## THE EXERCISE
Go through the material below and count the lines with the string "spelar"; the number is the whole answer.
━━━━
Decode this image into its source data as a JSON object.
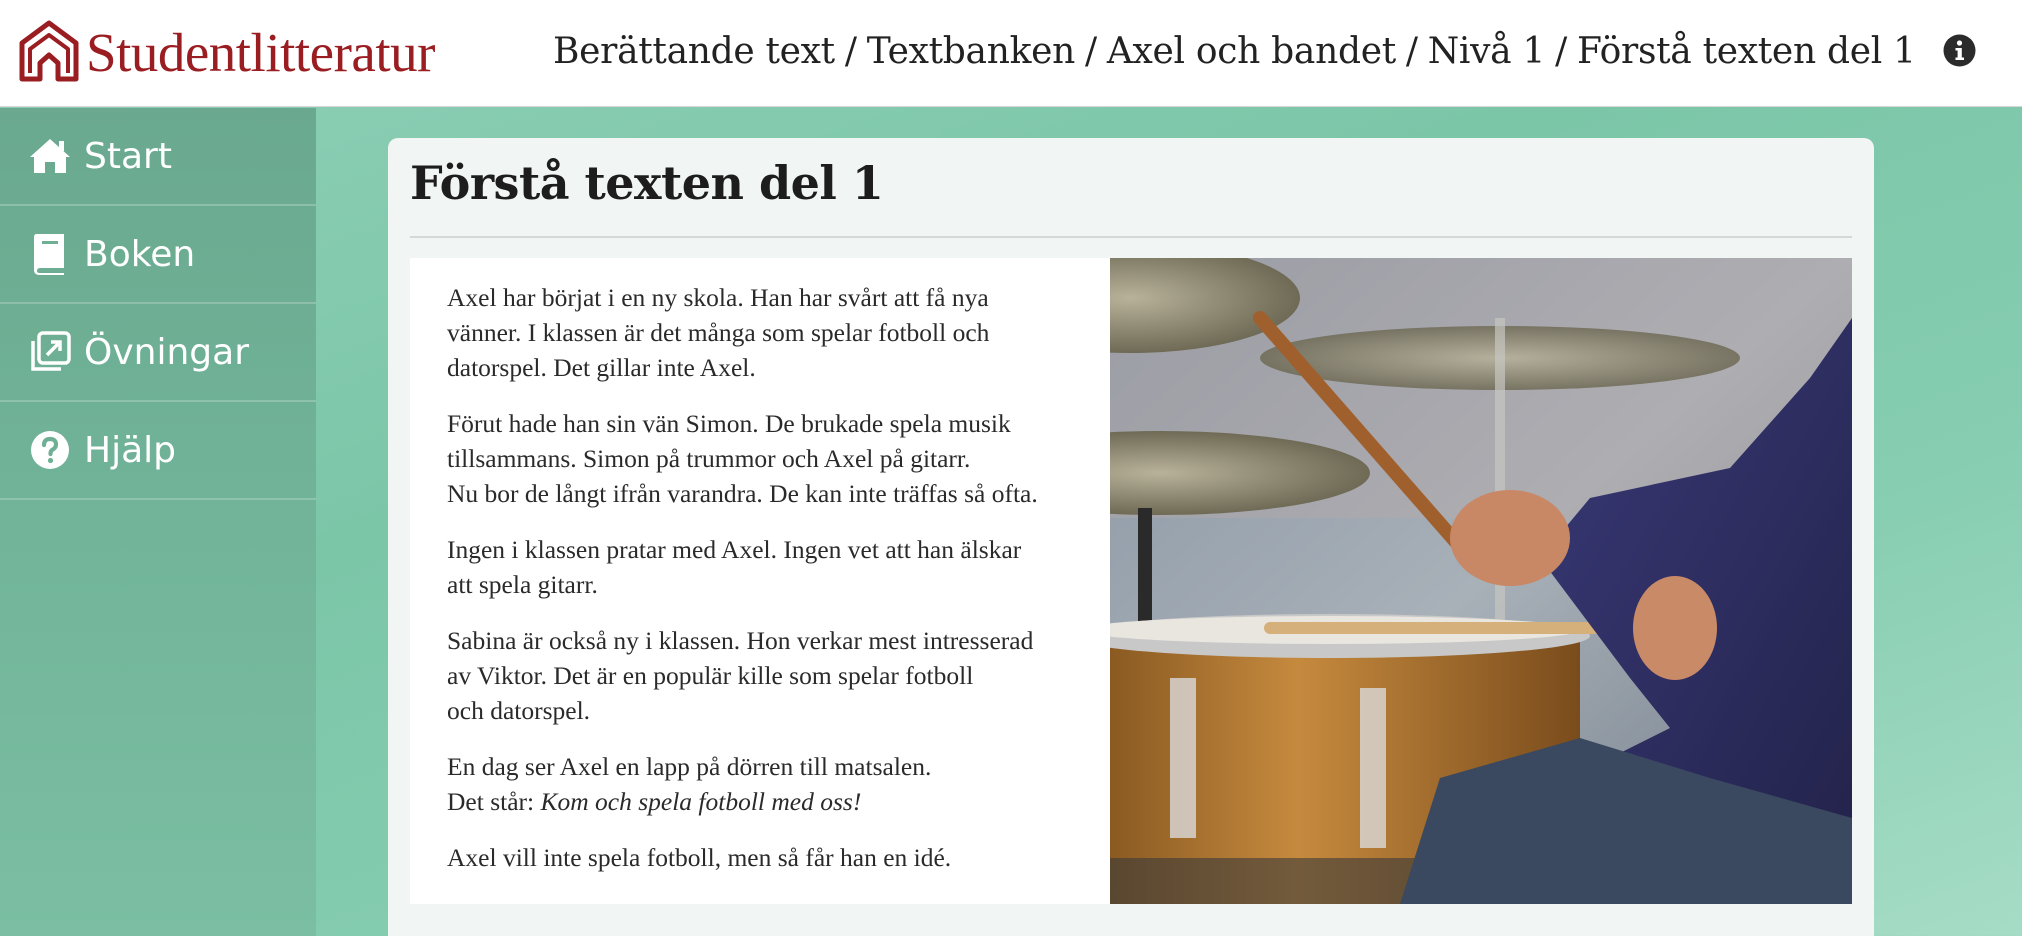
{
  "brand": {
    "name": "Studentlitteratur",
    "color": "#9a1d22"
  },
  "breadcrumb": [
    "Berättande text",
    "Textbanken",
    "Axel och bandet",
    "Nivå 1",
    "Förstå texten del 1"
  ],
  "breadcrumb_separator": "/",
  "header_icons": {
    "info": "info-icon"
  },
  "sidebar": {
    "items": [
      {
        "label": "Start",
        "icon": "home-icon"
      },
      {
        "label": "Boken",
        "icon": "book-icon"
      },
      {
        "label": "Övningar",
        "icon": "exercises-icon"
      },
      {
        "label": "Hjälp",
        "icon": "help-icon"
      }
    ]
  },
  "page": {
    "title": "Förstå texten del 1",
    "paragraphs": [
      "Axel har börjat i en ny skola. Han har svårt att få nya\nvänner. I klassen är det många som spelar fotboll och\ndatorspel. Det gillar inte Axel.",
      "Förut hade han sin vän Simon. De brukade spela musik\ntillsammans. Simon på trummor och Axel på gitarr.\nNu bor de långt ifrån varandra. De kan inte träffas så ofta.",
      "Ingen i klassen pratar med Axel. Ingen vet att han älskar\natt spela gitarr.",
      "Sabina är också ny i klassen. Hon verkar mest intresserad\nav Viktor. Det är en populär kille som spelar fotboll\noch datorspel.",
      "En dag ser Axel en lapp på dörren till matsalen."
    ],
    "para5_line2_prefix": "Det står: ",
    "para5_line2_italic": "Kom och spela fotboll med oss!",
    "last_paragraph": "Axel vill inte spela fotboll, men så får han en idé.",
    "image": "drummer-photo"
  }
}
━━━━
## ANSWER TO THIS EXERCISE
2